---- Entries provided

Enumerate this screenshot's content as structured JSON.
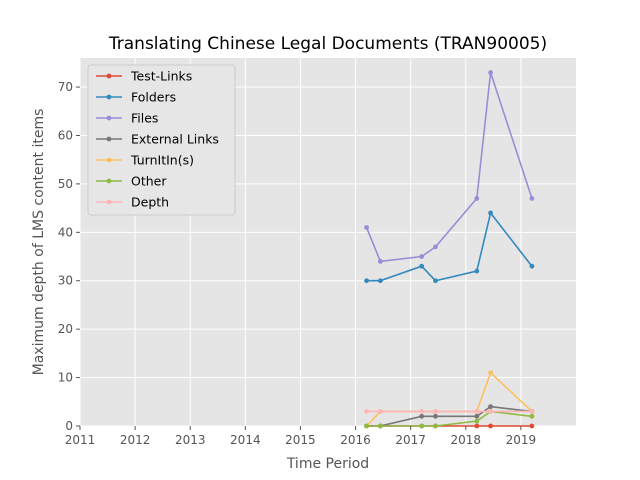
{
  "chart_data": {
    "type": "line",
    "title": "Translating Chinese Legal Documents (TRAN90005)",
    "xlabel": "Time Period",
    "ylabel": "Maximum depth of LMS content items",
    "xlim": [
      2011,
      2020
    ],
    "ylim": [
      0,
      76
    ],
    "xticks": [
      "2011",
      "2012",
      "2013",
      "2014",
      "2015",
      "2016",
      "2017",
      "2018",
      "2019"
    ],
    "yticks": [
      "0",
      "10",
      "20",
      "30",
      "40",
      "50",
      "60",
      "70"
    ],
    "grid": true,
    "legend_position": "top-left",
    "series": [
      {
        "name": "Test-Links",
        "color": "#e24a33",
        "x": [
          2016.2,
          2016.45,
          2017.2,
          2017.45,
          2018.2,
          2018.45,
          2019.2
        ],
        "y": [
          0,
          0,
          0,
          0,
          0,
          0,
          0
        ]
      },
      {
        "name": "Folders",
        "color": "#348abd",
        "x": [
          2016.2,
          2016.45,
          2017.2,
          2017.45,
          2018.2,
          2018.45,
          2019.2
        ],
        "y": [
          30,
          30,
          33,
          30,
          32,
          44,
          33
        ]
      },
      {
        "name": "Files",
        "color": "#988ed5",
        "x": [
          2016.2,
          2016.45,
          2017.2,
          2017.45,
          2018.2,
          2018.45,
          2019.2
        ],
        "y": [
          41,
          34,
          35,
          37,
          47,
          73,
          47
        ]
      },
      {
        "name": "External Links",
        "color": "#777777",
        "x": [
          2016.2,
          2016.45,
          2017.2,
          2017.45,
          2018.2,
          2018.45,
          2019.2
        ],
        "y": [
          0,
          0,
          2,
          2,
          2,
          4,
          3
        ]
      },
      {
        "name": "TurnItIn(s)",
        "color": "#fbc15e",
        "x": [
          2016.2,
          2016.45,
          2017.2,
          2017.45,
          2018.2,
          2018.45,
          2019.2
        ],
        "y": [
          0,
          3,
          3,
          3,
          3,
          11,
          3
        ]
      },
      {
        "name": "Other",
        "color": "#8eba42",
        "x": [
          2016.2,
          2016.45,
          2017.2,
          2017.45,
          2018.2,
          2018.45,
          2019.2
        ],
        "y": [
          0,
          0,
          0,
          0,
          1,
          3,
          2
        ]
      },
      {
        "name": "Depth",
        "color": "#ffb5b8",
        "x": [
          2016.2,
          2016.45,
          2017.2,
          2017.45,
          2018.2,
          2018.45,
          2019.2
        ],
        "y": [
          3,
          3,
          3,
          3,
          3,
          3,
          3
        ]
      }
    ]
  }
}
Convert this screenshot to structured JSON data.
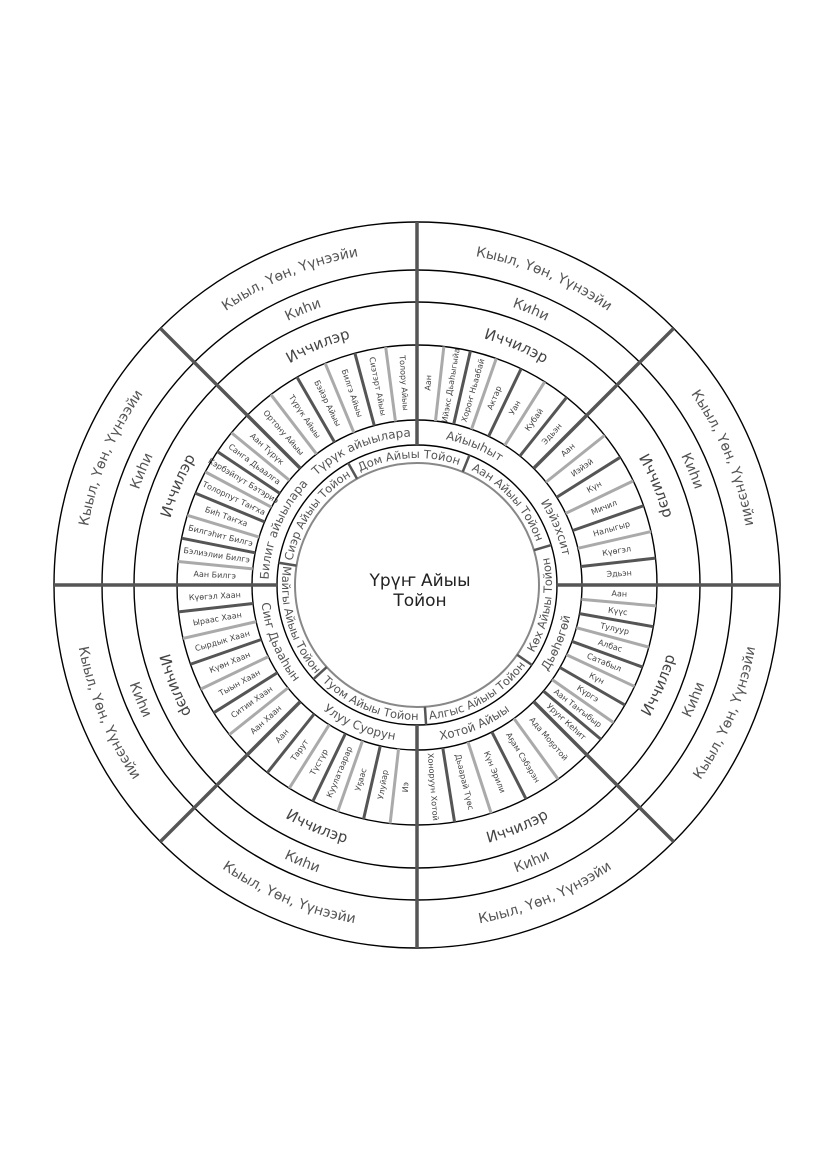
{
  "center": {
    "line1": "Үрүҥ Айыы",
    "line2": "Тойон"
  },
  "colors": {
    "ring": "#000000",
    "thick": "#555555",
    "inner_circle": "#888888",
    "dark": "#555555",
    "light": "#aaaaaa",
    "text": "#555555"
  },
  "outer_label": "Кыыл, Үөн, Үүнээйи",
  "kihi_label": "Киһи",
  "icc_label": "Иччилэр",
  "inner_deities": [
    "Аан Айыы Тойон",
    "Көх Айыы Тойон",
    "Алгыс Айыы Тойон",
    "Туом Айыы Тойон",
    "Майгы Айыы Тойон",
    "Сиэр Айыы Тойон",
    "Дом Айыы Тойон"
  ],
  "groups": [
    {
      "label": "Айыыһыт",
      "names": [
        "Аан",
        "Ийэкс Дьаһыгыйа",
        "Хороҥ Ньаабай",
        "Актар",
        "Уан",
        "Кубай",
        "Эдьэн"
      ]
    },
    {
      "label": "Иэйэхсит",
      "names": [
        "Аан",
        "Иэйэй",
        "Күн",
        "Мичил",
        "Налыгыр",
        "Күөгэл",
        "Эдьэн"
      ]
    },
    {
      "label": "Дьөһөгөй",
      "names": [
        "Аан",
        "Күүс",
        "Тулуур",
        "Албас",
        "Сатабыл",
        "Күн",
        "Күргэ",
        "Аан Таҥыбыр",
        "Уруҥ Кеһит"
      ]
    },
    {
      "label": "Хотой Айыы",
      "names": [
        "Ада Моҕотой",
        "Аҕам Сэбэрэн",
        "Күн Эрили",
        "Дьаарай Түөс",
        "Хоноруун Хотой"
      ]
    },
    {
      "label": "Улуу Суорун",
      "names": [
        "Иэ",
        "Улуйар",
        "Уҕаас",
        "Куулатаарар",
        "Түстүр",
        "Тарут",
        "Аан"
      ]
    },
    {
      "label": "Сиҥ Дьааһын",
      "names": [
        "Аан Хаан",
        "Ситии Хаан",
        "Тыын Хаан",
        "Күөн Хаан",
        "Сырдык Хаан",
        "Ыраас Хаан",
        "Күөгэл Хаан"
      ]
    },
    {
      "label": "Билиг айыылара",
      "names": [
        "Аан Билгэ",
        "Бэлиэлии Билгэ",
        "Билгэһит Билгэ",
        "Биһ Таҥха",
        "Толорпут Таҥха",
        "Кэрбэйпут Бэтэриэ",
        "Санга Дьаалга",
        "Аан Түрүк"
      ]
    },
    {
      "label": "Түрүк айыылара",
      "names": [
        "Ортону Айыы",
        "Түрүк Айыы",
        "Бэйэр Айыы",
        "Билгэ Айыы",
        "Сиэтэрт Айыы",
        "Толору Айыы"
      ]
    }
  ]
}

--------

**Set task**
Filter for "Билгэ". Return all lines that hold it.

**Written answer**
        "Аан Билгэ",
        "Бэлиэлии Билгэ",
        "Билгэһит Билгэ",
        "Билгэ Айыы",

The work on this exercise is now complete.